Dataset excerpt
======

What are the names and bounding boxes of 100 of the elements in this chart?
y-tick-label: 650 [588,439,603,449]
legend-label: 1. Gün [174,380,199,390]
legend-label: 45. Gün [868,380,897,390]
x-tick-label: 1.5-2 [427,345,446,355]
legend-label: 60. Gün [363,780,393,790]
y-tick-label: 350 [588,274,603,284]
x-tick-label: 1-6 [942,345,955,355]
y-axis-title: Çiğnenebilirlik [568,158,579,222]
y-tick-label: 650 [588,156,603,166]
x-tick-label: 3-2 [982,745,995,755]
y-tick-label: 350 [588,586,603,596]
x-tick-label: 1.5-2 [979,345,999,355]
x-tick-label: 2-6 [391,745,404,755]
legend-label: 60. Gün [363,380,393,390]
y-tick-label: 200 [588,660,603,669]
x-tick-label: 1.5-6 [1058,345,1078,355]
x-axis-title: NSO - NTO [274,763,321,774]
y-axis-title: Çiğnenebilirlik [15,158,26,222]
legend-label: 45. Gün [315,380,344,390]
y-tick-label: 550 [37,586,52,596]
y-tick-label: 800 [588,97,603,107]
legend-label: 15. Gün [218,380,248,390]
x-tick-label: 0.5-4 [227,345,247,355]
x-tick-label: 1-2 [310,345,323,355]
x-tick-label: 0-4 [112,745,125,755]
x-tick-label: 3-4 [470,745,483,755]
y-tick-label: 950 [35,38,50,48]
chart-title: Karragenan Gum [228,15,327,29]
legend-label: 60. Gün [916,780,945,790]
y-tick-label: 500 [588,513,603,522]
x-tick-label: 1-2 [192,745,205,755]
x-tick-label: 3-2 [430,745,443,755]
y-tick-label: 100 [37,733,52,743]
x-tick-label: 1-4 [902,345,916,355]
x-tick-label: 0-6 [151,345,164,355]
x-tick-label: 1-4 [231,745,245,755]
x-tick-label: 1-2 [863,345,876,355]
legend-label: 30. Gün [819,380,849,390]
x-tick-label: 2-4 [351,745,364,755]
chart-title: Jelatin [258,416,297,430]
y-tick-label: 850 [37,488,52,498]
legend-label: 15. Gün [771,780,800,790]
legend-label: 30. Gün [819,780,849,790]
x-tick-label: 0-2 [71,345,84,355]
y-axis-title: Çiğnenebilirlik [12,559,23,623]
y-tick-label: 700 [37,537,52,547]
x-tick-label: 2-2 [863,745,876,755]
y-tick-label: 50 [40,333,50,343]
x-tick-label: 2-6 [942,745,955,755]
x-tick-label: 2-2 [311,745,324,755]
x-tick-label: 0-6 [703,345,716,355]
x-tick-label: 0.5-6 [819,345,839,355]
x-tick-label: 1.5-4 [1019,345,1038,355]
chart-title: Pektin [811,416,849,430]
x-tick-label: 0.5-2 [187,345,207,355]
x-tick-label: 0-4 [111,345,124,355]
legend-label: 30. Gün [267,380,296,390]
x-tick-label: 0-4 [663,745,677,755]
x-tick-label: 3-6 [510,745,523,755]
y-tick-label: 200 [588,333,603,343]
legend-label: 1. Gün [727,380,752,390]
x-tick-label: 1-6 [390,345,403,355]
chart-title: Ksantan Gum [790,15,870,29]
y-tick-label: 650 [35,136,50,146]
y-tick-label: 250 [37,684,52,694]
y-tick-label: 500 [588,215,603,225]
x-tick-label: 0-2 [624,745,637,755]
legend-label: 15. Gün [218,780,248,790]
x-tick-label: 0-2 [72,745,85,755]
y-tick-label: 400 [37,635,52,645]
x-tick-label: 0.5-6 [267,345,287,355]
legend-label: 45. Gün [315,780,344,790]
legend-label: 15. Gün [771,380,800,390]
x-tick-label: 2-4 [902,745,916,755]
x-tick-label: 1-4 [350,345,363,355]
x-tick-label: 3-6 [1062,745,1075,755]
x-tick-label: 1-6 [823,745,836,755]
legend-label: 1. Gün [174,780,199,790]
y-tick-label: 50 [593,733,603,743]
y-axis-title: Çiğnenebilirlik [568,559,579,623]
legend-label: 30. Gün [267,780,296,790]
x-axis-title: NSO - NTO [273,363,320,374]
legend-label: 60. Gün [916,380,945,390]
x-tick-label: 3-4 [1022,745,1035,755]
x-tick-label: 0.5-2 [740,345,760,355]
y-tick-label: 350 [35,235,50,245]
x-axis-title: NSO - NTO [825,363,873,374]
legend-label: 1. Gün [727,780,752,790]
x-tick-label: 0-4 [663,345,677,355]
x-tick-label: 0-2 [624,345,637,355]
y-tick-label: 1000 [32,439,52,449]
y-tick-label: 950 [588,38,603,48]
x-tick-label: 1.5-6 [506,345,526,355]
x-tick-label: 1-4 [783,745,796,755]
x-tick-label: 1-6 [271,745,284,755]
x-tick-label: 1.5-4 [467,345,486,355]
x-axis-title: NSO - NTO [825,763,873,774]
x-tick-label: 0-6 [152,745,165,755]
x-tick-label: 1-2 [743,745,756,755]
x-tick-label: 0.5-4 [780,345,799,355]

======

What you should do:
Reproduce every line of the material above word for word, without changing anything.

Complete output:
What are the names and bounding boxes of 100 of the elements in this chart?
y-tick-label: 650 [588,439,603,449]
legend-label: 1. Gün [174,380,199,390]
legend-label: 45. Gün [868,380,897,390]
x-tick-label: 1.5-2 [427,345,446,355]
legend-label: 60. Gün [363,780,393,790]
y-tick-label: 350 [588,274,603,284]
x-tick-label: 1-6 [942,345,955,355]
y-axis-title: Çiğnenebilirlik [568,158,579,222]
y-tick-label: 650 [588,156,603,166]
x-tick-label: 3-2 [982,745,995,755]
y-tick-label: 350 [588,586,603,596]
x-tick-label: 1.5-2 [979,345,999,355]
x-tick-label: 2-6 [391,745,404,755]
legend-label: 60. Gün [363,380,393,390]
y-tick-label: 200 [588,660,603,669]
x-tick-label: 1.5-6 [1058,345,1078,355]
x-axis-title: NSO - NTO [274,763,321,774]
y-axis-title: Çiğnenebilirlik [15,158,26,222]
legend-label: 45. Gün [315,380,344,390]
y-tick-label: 550 [37,586,52,596]
y-tick-label: 800 [588,97,603,107]
legend-label: 15. Gün [218,380,248,390]
x-tick-label: 0.5-4 [227,345,247,355]
x-tick-label: 1-2 [310,345,323,355]
x-tick-label: 0-4 [112,745,125,755]
x-tick-label: 3-4 [470,745,483,755]
y-tick-label: 950 [35,38,50,48]
chart-title: Karragenan Gum [228,15,327,29]
legend-label: 60. Gün [916,780,945,790]
y-tick-label: 500 [588,513,603,522]
x-tick-label: 1-2 [192,745,205,755]
x-tick-label: 3-2 [430,745,443,755]
y-tick-label: 100 [37,733,52,743]
x-tick-label: 1-4 [902,345,916,355]
x-tick-label: 0-6 [151,345,164,355]
x-tick-label: 1-4 [231,745,245,755]
x-tick-label: 1-2 [863,345,876,355]
legend-label: 30. Gün [819,380,849,390]
x-tick-label: 2-4 [351,745,364,755]
chart-title: Jelatin [258,416,297,430]
y-tick-label: 850 [37,488,52,498]
legend-label: 15. Gün [771,780,800,790]
legend-label: 30. Gün [819,780,849,790]
x-tick-label: 0-2 [71,345,84,355]
y-axis-title: Çiğnenebilirlik [12,559,23,623]
y-tick-label: 700 [37,537,52,547]
x-tick-label: 2-2 [863,745,876,755]
y-tick-label: 50 [40,333,50,343]
x-tick-label: 2-6 [942,745,955,755]
x-tick-label: 2-2 [311,745,324,755]
x-tick-label: 0-6 [703,345,716,355]
x-tick-label: 0.5-6 [819,345,839,355]
x-tick-label: 1.5-4 [1019,345,1038,355]
chart-title: Pektin [811,416,849,430]
x-tick-label: 0.5-2 [187,345,207,355]
x-tick-label: 0-4 [111,345,124,355]
legend-label: 30. Gün [267,380,296,390]
x-tick-label: 0-4 [663,745,677,755]
x-tick-label: 3-6 [510,745,523,755]
y-tick-label: 200 [588,333,603,343]
legend-label: 1. Gün [727,380,752,390]
x-tick-label: 1-6 [390,345,403,355]
chart-title: Ksantan Gum [790,15,870,29]
y-tick-label: 650 [35,136,50,146]
y-tick-label: 250 [37,684,52,694]
y-tick-label: 500 [588,215,603,225]
x-tick-label: 0-2 [624,745,637,755]
legend-label: 15. Gün [218,780,248,790]
x-tick-label: 0-2 [72,745,85,755]
y-tick-label: 400 [37,635,52,645]
x-tick-label: 0.5-6 [267,345,287,355]
legend-label: 45. Gün [315,780,344,790]
legend-label: 15. Gün [771,380,800,390]
x-tick-label: 2-4 [902,745,916,755]
x-tick-label: 1-4 [350,345,363,355]
x-tick-label: 3-6 [1062,745,1075,755]
x-tick-label: 1-6 [823,745,836,755]
legend-label: 1. Gün [174,780,199,790]
y-tick-label: 50 [593,733,603,743]
y-axis-title: Çiğnenebilirlik [568,559,579,623]
legend-label: 30. Gün [267,780,296,790]
x-axis-title: NSO - NTO [273,363,320,374]
legend-label: 60. Gün [916,380,945,390]
x-tick-label: 3-4 [1022,745,1035,755]
x-tick-label: 0.5-2 [740,345,760,355]
y-tick-label: 350 [35,235,50,245]
x-axis-title: NSO - NTO [825,363,873,374]
legend-label: 1. Gün [727,780,752,790]
x-tick-label: 0-4 [663,345,677,355]
x-tick-label: 0-2 [624,345,637,355]
y-tick-label: 1000 [32,439,52,449]
y-tick-label: 950 [588,38,603,48]
x-tick-label: 1.5-6 [506,345,526,355]
x-tick-label: 1-4 [783,745,796,755]
x-tick-label: 1-6 [271,745,284,755]
x-tick-label: 1.5-4 [467,345,486,355]
x-axis-title: NSO - NTO [825,763,873,774]
x-tick-label: 0-6 [152,745,165,755]
x-tick-label: 1-2 [743,745,756,755]
x-tick-label: 0.5-4 [780,345,799,355]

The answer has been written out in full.